**Instructions to follow**
Please repeat all of the lines that follow, exactly as written.

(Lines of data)
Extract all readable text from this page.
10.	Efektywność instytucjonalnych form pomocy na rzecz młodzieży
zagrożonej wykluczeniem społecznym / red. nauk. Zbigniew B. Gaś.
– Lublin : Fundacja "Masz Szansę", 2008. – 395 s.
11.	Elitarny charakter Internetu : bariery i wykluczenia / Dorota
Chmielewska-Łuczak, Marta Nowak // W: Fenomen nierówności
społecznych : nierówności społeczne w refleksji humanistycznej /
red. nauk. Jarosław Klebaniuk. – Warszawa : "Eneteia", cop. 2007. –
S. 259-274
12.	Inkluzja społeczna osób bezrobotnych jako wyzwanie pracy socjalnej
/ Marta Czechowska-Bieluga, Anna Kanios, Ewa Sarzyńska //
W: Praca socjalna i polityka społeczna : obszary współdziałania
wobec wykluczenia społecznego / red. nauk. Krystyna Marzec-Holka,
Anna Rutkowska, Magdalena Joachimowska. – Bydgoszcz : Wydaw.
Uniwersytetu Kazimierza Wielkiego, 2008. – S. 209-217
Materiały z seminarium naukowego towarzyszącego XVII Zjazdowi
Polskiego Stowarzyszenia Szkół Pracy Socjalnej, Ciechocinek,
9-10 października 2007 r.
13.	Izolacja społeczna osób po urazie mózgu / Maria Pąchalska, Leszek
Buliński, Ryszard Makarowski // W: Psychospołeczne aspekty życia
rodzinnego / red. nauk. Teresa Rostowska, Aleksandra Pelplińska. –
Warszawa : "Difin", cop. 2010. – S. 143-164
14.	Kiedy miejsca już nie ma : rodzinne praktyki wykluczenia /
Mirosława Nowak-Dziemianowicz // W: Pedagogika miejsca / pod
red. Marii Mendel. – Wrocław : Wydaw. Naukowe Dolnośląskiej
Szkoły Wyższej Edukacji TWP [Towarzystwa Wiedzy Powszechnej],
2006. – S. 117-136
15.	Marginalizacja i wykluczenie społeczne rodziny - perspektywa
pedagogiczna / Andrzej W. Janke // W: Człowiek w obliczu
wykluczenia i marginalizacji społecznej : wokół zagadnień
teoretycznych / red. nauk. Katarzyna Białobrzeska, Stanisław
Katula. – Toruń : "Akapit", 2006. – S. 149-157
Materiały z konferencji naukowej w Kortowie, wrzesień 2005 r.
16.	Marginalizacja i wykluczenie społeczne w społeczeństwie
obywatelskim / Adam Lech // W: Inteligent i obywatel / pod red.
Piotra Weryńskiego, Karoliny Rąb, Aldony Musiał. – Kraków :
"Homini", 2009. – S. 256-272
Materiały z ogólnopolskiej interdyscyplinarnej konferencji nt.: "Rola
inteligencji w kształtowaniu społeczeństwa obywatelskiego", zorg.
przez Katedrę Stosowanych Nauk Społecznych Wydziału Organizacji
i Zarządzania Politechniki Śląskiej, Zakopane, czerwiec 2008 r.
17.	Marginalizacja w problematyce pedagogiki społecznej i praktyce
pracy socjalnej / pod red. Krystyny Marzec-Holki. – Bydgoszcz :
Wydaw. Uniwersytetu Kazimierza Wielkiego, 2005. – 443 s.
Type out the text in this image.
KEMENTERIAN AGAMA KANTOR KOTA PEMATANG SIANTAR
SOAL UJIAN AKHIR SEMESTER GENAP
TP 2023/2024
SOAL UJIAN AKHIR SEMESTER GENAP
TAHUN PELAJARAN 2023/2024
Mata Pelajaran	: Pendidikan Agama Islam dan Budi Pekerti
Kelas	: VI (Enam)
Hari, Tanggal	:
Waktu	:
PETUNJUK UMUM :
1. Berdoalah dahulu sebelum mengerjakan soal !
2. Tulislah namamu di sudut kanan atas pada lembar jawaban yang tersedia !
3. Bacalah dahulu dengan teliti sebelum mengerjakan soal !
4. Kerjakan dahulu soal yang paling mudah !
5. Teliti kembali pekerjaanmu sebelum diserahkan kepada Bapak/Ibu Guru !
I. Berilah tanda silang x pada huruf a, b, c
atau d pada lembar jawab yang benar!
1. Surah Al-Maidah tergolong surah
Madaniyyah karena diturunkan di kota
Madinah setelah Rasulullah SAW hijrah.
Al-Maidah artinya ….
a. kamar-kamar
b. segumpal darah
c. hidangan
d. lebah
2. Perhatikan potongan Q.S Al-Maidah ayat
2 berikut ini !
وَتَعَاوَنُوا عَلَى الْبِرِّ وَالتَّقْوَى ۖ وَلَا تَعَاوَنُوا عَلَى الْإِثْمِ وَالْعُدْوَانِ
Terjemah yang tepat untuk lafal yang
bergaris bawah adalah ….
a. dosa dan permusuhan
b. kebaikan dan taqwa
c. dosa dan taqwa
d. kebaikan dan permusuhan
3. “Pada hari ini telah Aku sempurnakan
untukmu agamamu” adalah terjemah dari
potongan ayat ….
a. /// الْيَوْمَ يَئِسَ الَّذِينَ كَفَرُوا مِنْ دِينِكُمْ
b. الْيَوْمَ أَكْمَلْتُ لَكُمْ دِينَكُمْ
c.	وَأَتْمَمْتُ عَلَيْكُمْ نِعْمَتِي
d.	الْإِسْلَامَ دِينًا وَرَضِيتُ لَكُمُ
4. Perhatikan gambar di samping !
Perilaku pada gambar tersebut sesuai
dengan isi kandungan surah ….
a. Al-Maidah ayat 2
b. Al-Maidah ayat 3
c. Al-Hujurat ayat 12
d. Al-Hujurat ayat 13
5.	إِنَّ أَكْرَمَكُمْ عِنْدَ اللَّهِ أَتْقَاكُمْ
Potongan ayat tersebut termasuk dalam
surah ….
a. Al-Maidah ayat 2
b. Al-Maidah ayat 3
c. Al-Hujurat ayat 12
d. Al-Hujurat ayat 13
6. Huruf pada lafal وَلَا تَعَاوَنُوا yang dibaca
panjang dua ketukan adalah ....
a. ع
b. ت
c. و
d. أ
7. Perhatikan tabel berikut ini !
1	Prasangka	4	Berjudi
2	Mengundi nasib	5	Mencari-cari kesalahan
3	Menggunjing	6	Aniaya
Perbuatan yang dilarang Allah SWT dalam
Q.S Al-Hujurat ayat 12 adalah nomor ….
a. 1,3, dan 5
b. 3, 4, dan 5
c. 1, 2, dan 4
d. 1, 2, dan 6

**Solved exercise**
Extract all readable text from this page.
10.	Efektywność instytucjonalnych form pomocy na rzecz młodzieży
zagrożonej wykluczeniem społecznym / red. nauk. Zbigniew B. Gaś.
– Lublin : Fundacja "Masz Szansę", 2008. – 395 s.
11.	Elitarny charakter Internetu : bariery i wykluczenia / Dorota
Chmielewska-Łuczak, Marta Nowak // W: Fenomen nierówności
społecznych : nierówności społeczne w refleksji humanistycznej /
red. nauk. Jarosław Klebaniuk. – Warszawa : "Eneteia", cop. 2007. –
S. 259-274
12.	Inkluzja społeczna osób bezrobotnych jako wyzwanie pracy socjalnej
/ Marta Czechowska-Bieluga, Anna Kanios, Ewa Sarzyńska //
W: Praca socjalna i polityka społeczna : obszary współdziałania
wobec wykluczenia społecznego / red. nauk. Krystyna Marzec-Holka,
Anna Rutkowska, Magdalena Joachimowska. – Bydgoszcz : Wydaw.
Uniwersytetu Kazimierza Wielkiego, 2008. – S. 209-217
Materiały z seminarium naukowego towarzyszącego XVII Zjazdowi
Polskiego Stowarzyszenia Szkół Pracy Socjalnej, Ciechocinek,
9-10 października 2007 r.
13.	Izolacja społeczna osób po urazie mózgu / Maria Pąchalska, Leszek
Buliński, Ryszard Makarowski // W: Psychospołeczne aspekty życia
rodzinnego / red. nauk. Teresa Rostowska, Aleksandra Pelplińska. –
Warszawa : "Difin", cop. 2010. – S. 143-164
14.	Kiedy miejsca już nie ma : rodzinne praktyki wykluczenia /
Mirosława Nowak-Dziemianowicz // W: Pedagogika miejsca / pod
red. Marii Mendel. – Wrocław : Wydaw. Naukowe Dolnośląskiej
Szkoły Wyższej Edukacji TWP [Towarzystwa Wiedzy Powszechnej],
2006. – S. 117-136
15.	Marginalizacja i wykluczenie społeczne rodziny - perspektywa
pedagogiczna / Andrzej W. Janke // W: Człowiek w obliczu
wykluczenia i marginalizacji społecznej : wokół zagadnień
teoretycznych / red. nauk. Katarzyna Białobrzeska, Stanisław
Katula. – Toruń : "Akapit", 2006. – S. 149-157
Materiały z konferencji naukowej w Kortowie, wrzesień 2005 r.
16.	Marginalizacja i wykluczenie społeczne w społeczeństwie
obywatelskim / Adam Lech // W: Inteligent i obywatel / pod red.
Piotra Weryńskiego, Karoliny Rąb, Aldony Musiał. – Kraków :
"Homini", 2009. – S. 256-272
Materiały z ogólnopolskiej interdyscyplinarnej konferencji nt.: "Rola
inteligencji w kształtowaniu społeczeństwa obywatelskiego", zorg.
przez Katedrę Stosowanych Nauk Społecznych Wydziału Organizacji
i Zarządzania Politechniki Śląskiej, Zakopane, czerwiec 2008 r.
17.	Marginalizacja w problematyce pedagogiki społecznej i praktyce
pracy socjalnej / pod red. Krystyny Marzec-Holki. – Bydgoszcz :
Wydaw. Uniwersytetu Kazimierza Wielkiego, 2005. – 443 s.
Type out the text in this image.
KEMENTERIAN AGAMA KANTOR KOTA PEMATANG SIANTAR
SOAL UJIAN AKHIR SEMESTER GENAP
TP 2023/2024
SOAL UJIAN AKHIR SEMESTER GENAP
TAHUN PELAJARAN 2023/2024
Mata Pelajaran	: Pendidikan Agama Islam dan Budi Pekerti
Kelas	: VI (Enam)
Hari, Tanggal	:
Waktu	:
PETUNJUK UMUM :
1. Berdoalah dahulu sebelum mengerjakan soal !
2. Tulislah namamu di sudut kanan atas pada lembar jawaban yang tersedia !
3. Bacalah dahulu dengan teliti sebelum mengerjakan soal !
4. Kerjakan dahulu soal yang paling mudah !
5. Teliti kembali pekerjaanmu sebelum diserahkan kepada Bapak/Ibu Guru !
I. Berilah tanda silang x pada huruf a, b, c
atau d pada lembar jawab yang benar!
1. Surah Al-Maidah tergolong surah
Madaniyyah karena diturunkan di kota
Madinah setelah Rasulullah SAW hijrah.
Al-Maidah artinya ….
a. kamar-kamar
b. segumpal darah
c. hidangan
d. lebah
2. Perhatikan potongan Q.S Al-Maidah ayat
2 berikut ini !
وَتَعَاوَنُوا عَلَى الْبِرِّ وَالتَّقْوَى ۖ وَلَا تَعَاوَنُوا عَلَى الْإِثْمِ وَالْعُدْوَانِ
Terjemah yang tepat untuk lafal yang
bergaris bawah adalah ….
a. dosa dan permusuhan
b. kebaikan dan taqwa
c. dosa dan taqwa
d. kebaikan dan permusuhan
3. “Pada hari ini telah Aku sempurnakan
untukmu agamamu” adalah terjemah dari
potongan ayat ….
a. /// الْيَوْمَ يَئِسَ الَّذِينَ كَفَرُوا مِنْ دِينِكُمْ
b. الْيَوْمَ أَكْمَلْتُ لَكُمْ دِينَكُمْ
c.	وَأَتْمَمْتُ عَلَيْكُمْ نِعْمَتِي
d.	الْإِسْلَامَ دِينًا وَرَضِيتُ لَكُمُ
4. Perhatikan gambar di samping !
Perilaku pada gambar tersebut sesuai
dengan isi kandungan surah ….
a. Al-Maidah ayat 2
b. Al-Maidah ayat 3
c. Al-Hujurat ayat 12
d. Al-Hujurat ayat 13
5.	إِنَّ أَكْرَمَكُمْ عِنْدَ اللَّهِ أَتْقَاكُمْ
Potongan ayat tersebut termasuk dalam
surah ….
a. Al-Maidah ayat 2
b. Al-Maidah ayat 3
c. Al-Hujurat ayat 12
d. Al-Hujurat ayat 13
6. Huruf pada lafal وَلَا تَعَاوَنُوا yang dibaca
panjang dua ketukan adalah ....
a. ع
b. ت
c. و
d. أ
7. Perhatikan tabel berikut ini !
1	Prasangka	4	Berjudi
2	Mengundi nasib	5	Mencari-cari kesalahan
3	Menggunjing	6	Aniaya
Perbuatan yang dilarang Allah SWT dalam
Q.S Al-Hujurat ayat 12 adalah nomor ….
a. 1,3, dan 5
b. 3, 4, dan 5
c. 1, 2, dan 4
d. 1, 2, dan 6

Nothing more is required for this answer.